Task details:
Look through the entries and report how many lines include the word "screenshot". Give the number alone.

Stored records:
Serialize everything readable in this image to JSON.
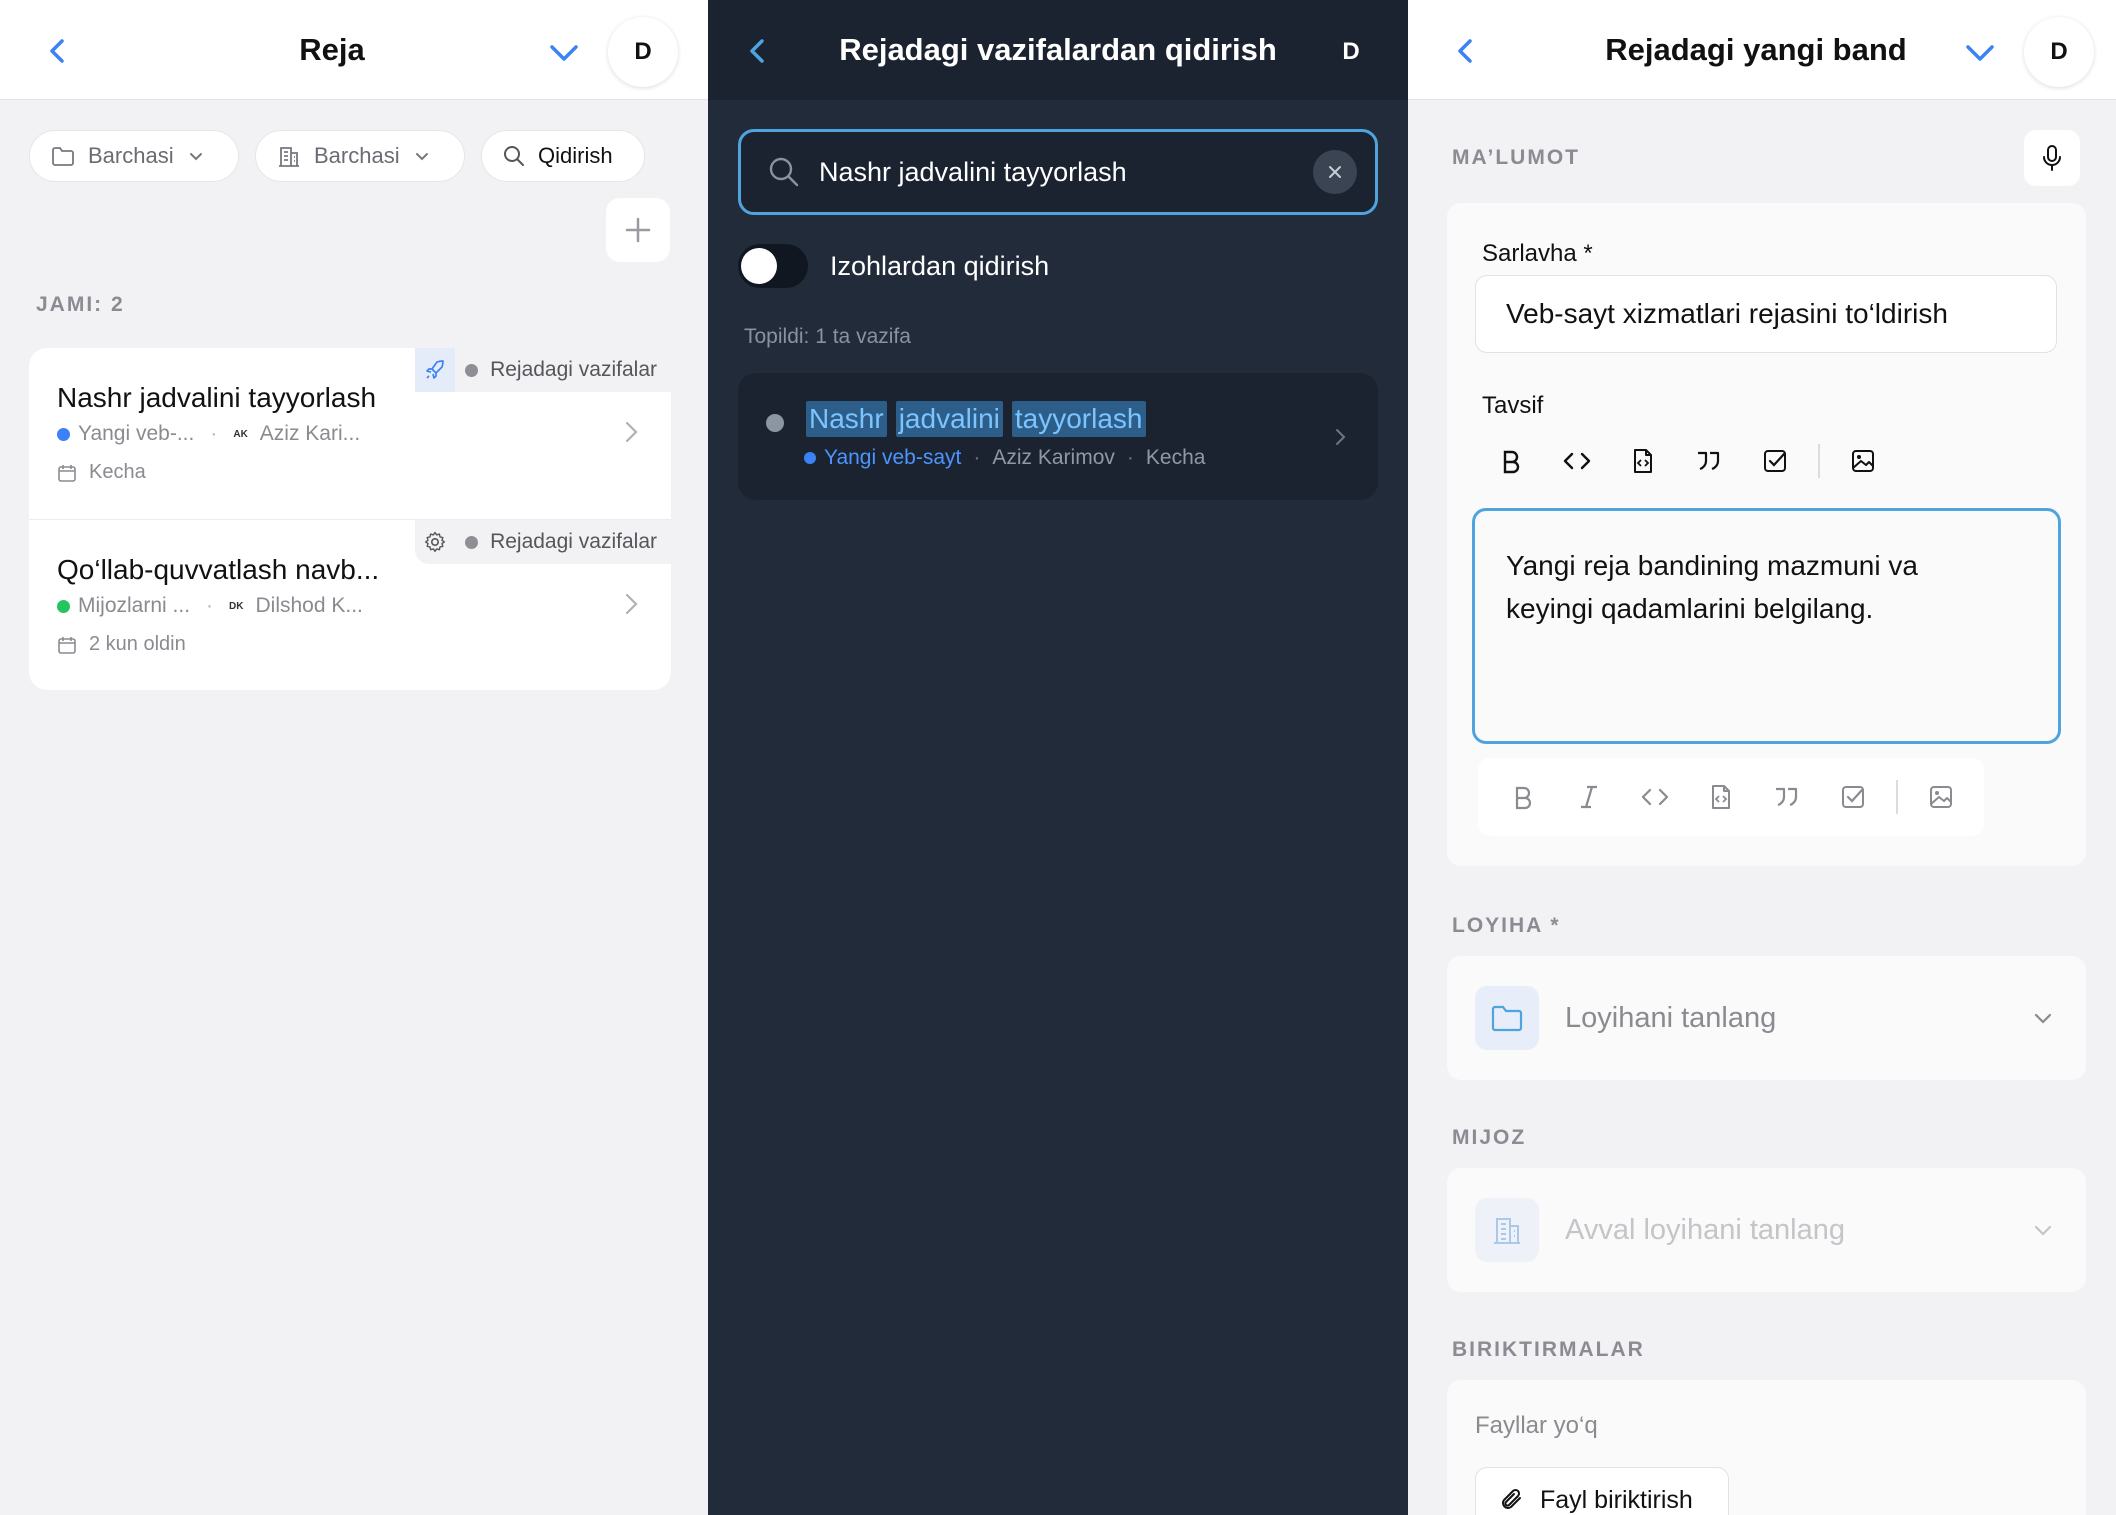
{
  "panel1": {
    "header": {
      "title": "Reja",
      "avatar": "D"
    },
    "filters": [
      {
        "label": "Barchasi",
        "icon": "folder-icon"
      },
      {
        "label": "Barchasi",
        "icon": "building-icon"
      },
      {
        "label": "Qidirish",
        "icon": "search-icon"
      }
    ],
    "total_label": "JAMI: 2",
    "tasks": [
      {
        "badge": "Rejadagi vazifalar",
        "badge_icon": "rocket-icon",
        "title": "Nashr jadvalini tayyorlash",
        "project": "Yangi veb-...",
        "project_color": "#3b82f6",
        "assignee_initials": "AK",
        "assignee": "Aziz Kari...",
        "date": "Kecha"
      },
      {
        "badge": "Rejadagi vazifalar",
        "badge_icon": "gear-icon",
        "title": "Qo‘llab-quvvatlash navb...",
        "project": "Mijozlarni ...",
        "project_color": "#22c55e",
        "assignee_initials": "DK",
        "assignee": "Dilshod K...",
        "date": "2 kun oldin"
      }
    ]
  },
  "panel2": {
    "header": {
      "title": "Rejadagi vazifalardan qidirish",
      "avatar": "D"
    },
    "search_value": "Nashr jadvalini tayyorlash",
    "toggle_label": "Izohlardan qidirish",
    "found_text": "Topildi: 1 ta vazifa",
    "result": {
      "title_words": [
        "Nashr",
        "jadvalini",
        "tayyorlash"
      ],
      "project": "Yangi veb-sayt",
      "assignee": "Aziz Karimov",
      "date": "Kecha"
    }
  },
  "panel3": {
    "header": {
      "title": "Rejadagi yangi band",
      "avatar": "D"
    },
    "info_label": "MA’LUMOT",
    "title_label": "Sarlavha *",
    "title_value": "Veb-sayt xizmatlari rejasini to‘ldirish",
    "desc_label": "Tavsif",
    "desc_line1": "Yangi reja bandining mazmuni va",
    "desc_line2": "keyingi qadamlarini belgilang.",
    "project_label": "LOYIHA *",
    "project_placeholder": "Loyihani tanlang",
    "client_label": "MIJOZ",
    "client_placeholder": "Avval loyihani tanlang",
    "attach_label": "BIRIKTIRMALAR",
    "no_files": "Fayllar yo‘q",
    "attach_button": "Fayl biriktirish"
  },
  "colors": {
    "accent": "#3b82f6",
    "focus_border": "#4fa4de",
    "dark_bg": "#222b3a",
    "highlight_bg": "#2d5e8a",
    "highlight_text": "#7cc4ff",
    "green": "#22c55e"
  }
}
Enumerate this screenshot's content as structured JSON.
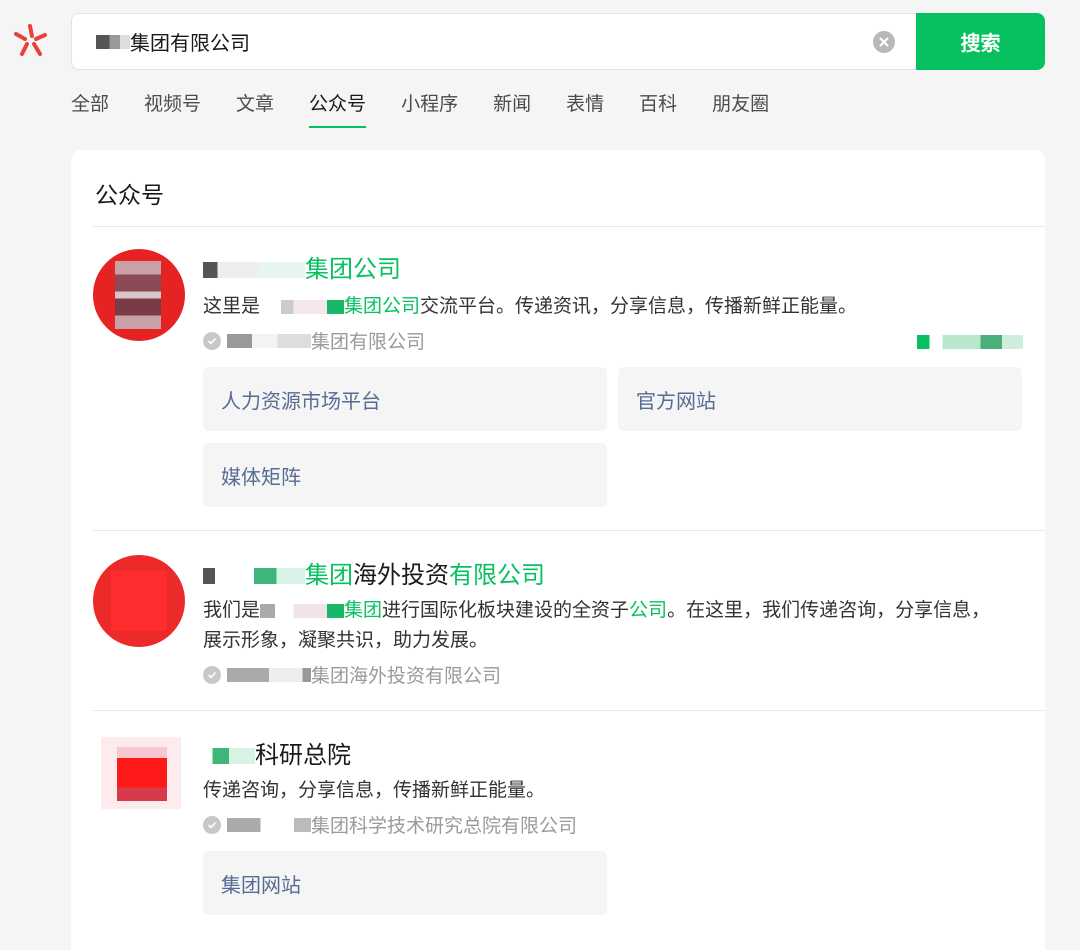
{
  "search": {
    "query": "集团有限公司",
    "button_label": "搜索"
  },
  "tabs": [
    {
      "label": "全部"
    },
    {
      "label": "视频号"
    },
    {
      "label": "文章"
    },
    {
      "label": "公众号",
      "active": true
    },
    {
      "label": "小程序"
    },
    {
      "label": "新闻"
    },
    {
      "label": "表情"
    },
    {
      "label": "百科"
    },
    {
      "label": "朋友圈"
    }
  ],
  "section_title": "公众号",
  "results": [
    {
      "name_hl": "集团公司",
      "desc_pre": "这里是",
      "desc_hl": "集团公司",
      "desc_post": "交流平台。传递资讯，分享信息，传播新鲜正能量。",
      "source": "集团有限公司",
      "menus": [
        "人力资源市场平台",
        "官方网站",
        "媒体矩阵"
      ]
    },
    {
      "name_hl1": "集团",
      "name_plain": "海外投资",
      "name_hl2": "有限公司",
      "desc_pre": "我们是",
      "desc_hl1": "集团",
      "desc_mid": "进行国际化板块建设的全资子",
      "desc_hl2": "公司",
      "desc_post": "。在这里，我们传递咨询，分享信息，展示形象，凝聚共识，助力发展。",
      "source": "集团海外投资有限公司"
    },
    {
      "name_plain": "科研总院",
      "desc": "传递咨询，分享信息，传播新鲜正能量。",
      "source": "集团科学技术研究总院有限公司",
      "menus": [
        "集团网站"
      ]
    }
  ],
  "colors": {
    "accent": "#07c160",
    "link": "#576b95"
  }
}
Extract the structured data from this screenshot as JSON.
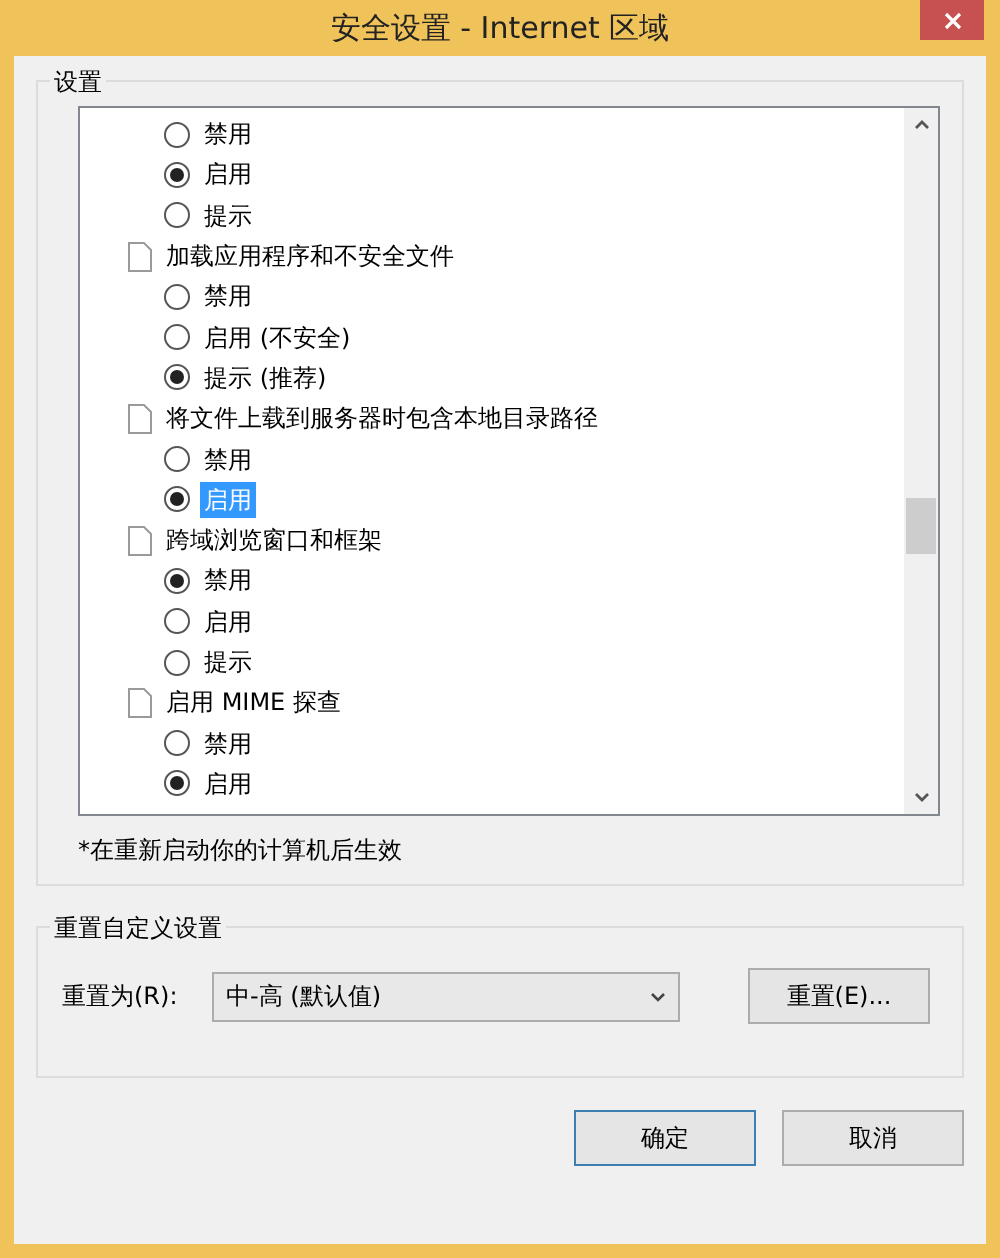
{
  "window": {
    "title": "安全设置 - Internet 区域"
  },
  "settings": {
    "legend": "设置",
    "items": [
      {
        "kind": "option",
        "label": "禁用",
        "checked": false,
        "selected": false
      },
      {
        "kind": "option",
        "label": "启用",
        "checked": true,
        "selected": false
      },
      {
        "kind": "option",
        "label": "提示",
        "checked": false,
        "selected": false
      },
      {
        "kind": "category",
        "label": "加载应用程序和不安全文件",
        "selected": false,
        "children": [
          {
            "kind": "option",
            "label": "禁用",
            "checked": false,
            "selected": false
          },
          {
            "kind": "option",
            "label": "启用 (不安全)",
            "checked": false,
            "selected": false
          },
          {
            "kind": "option",
            "label": "提示 (推荐)",
            "checked": true,
            "selected": false
          }
        ]
      },
      {
        "kind": "category",
        "label": "将文件上载到服务器时包含本地目录路径",
        "selected": false,
        "children": [
          {
            "kind": "option",
            "label": "禁用",
            "checked": false,
            "selected": false
          },
          {
            "kind": "option",
            "label": "启用",
            "checked": true,
            "selected": true
          }
        ]
      },
      {
        "kind": "category",
        "label": "跨域浏览窗口和框架",
        "selected": false,
        "children": [
          {
            "kind": "option",
            "label": "禁用",
            "checked": true,
            "selected": false
          },
          {
            "kind": "option",
            "label": "启用",
            "checked": false,
            "selected": false
          },
          {
            "kind": "option",
            "label": "提示",
            "checked": false,
            "selected": false
          }
        ]
      },
      {
        "kind": "category",
        "label": "启用 MIME 探查",
        "selected": false,
        "children": [
          {
            "kind": "option",
            "label": "禁用",
            "checked": false,
            "selected": false
          },
          {
            "kind": "option",
            "label": "启用",
            "checked": true,
            "selected": false
          }
        ]
      }
    ],
    "note": "*在重新启动你的计算机后生效"
  },
  "reset": {
    "legend": "重置自定义设置",
    "label": "重置为(R):",
    "value": "中-高 (默认值)",
    "button": "重置(E)..."
  },
  "buttons": [
    {
      "label": "确定",
      "default": true
    },
    {
      "label": "取消",
      "default": false
    }
  ]
}
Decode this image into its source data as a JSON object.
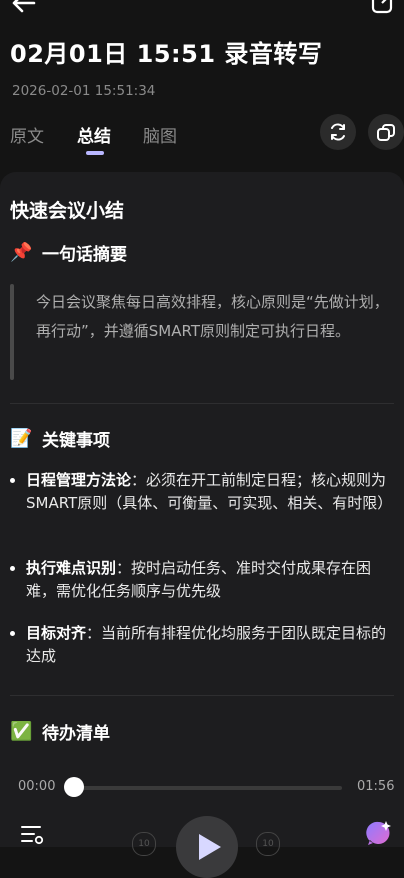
{
  "header": {
    "title": "02月01日 15:51 录音转写",
    "timestamp": "2026-02-01 15:51:34"
  },
  "tabs": [
    {
      "label": "原文"
    },
    {
      "label": "总结"
    },
    {
      "label": "脑图"
    }
  ],
  "summary": {
    "card_title": "快速会议小结",
    "one_line": {
      "heading": "一句话摘要",
      "emoji": "📌",
      "text": "今日会议聚焦每日高效排程，核心原则是“先做计划，再行动”，并遵循SMART原则制定可执行日程。"
    },
    "key_items": {
      "heading": "关键事项",
      "emoji": "📝",
      "items": [
        {
          "term": "日程管理方法论",
          "text": "：必须在开工前制定日程；核心规则为SMART原则（具体、可衡量、可实现、相关、有时限）"
        },
        {
          "term": "执行难点识别",
          "text": "：按时启动任务、准时交付成果存在困难，需优化任务顺序与优先级"
        },
        {
          "term": "目标对齐",
          "text": "：当前所有排程优化均服务于团队既定目标的达成"
        }
      ]
    },
    "todo": {
      "heading": "待办清单",
      "emoji": "✅"
    }
  },
  "player": {
    "current_time": "00:00",
    "total_time": "01:56",
    "progress": 0.0,
    "skip_back_label": "10",
    "skip_forward_label": "10"
  },
  "colors": {
    "background": "#141414",
    "card": "#1d1d1f",
    "accent": "#b9b7ff"
  },
  "icons": [
    "back-arrow-icon",
    "share-icon",
    "refresh-icon",
    "copy-icon",
    "settings-list-icon",
    "skip-back-icon",
    "play-icon",
    "skip-forward-icon",
    "ai-assistant-icon"
  ]
}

Task output:
2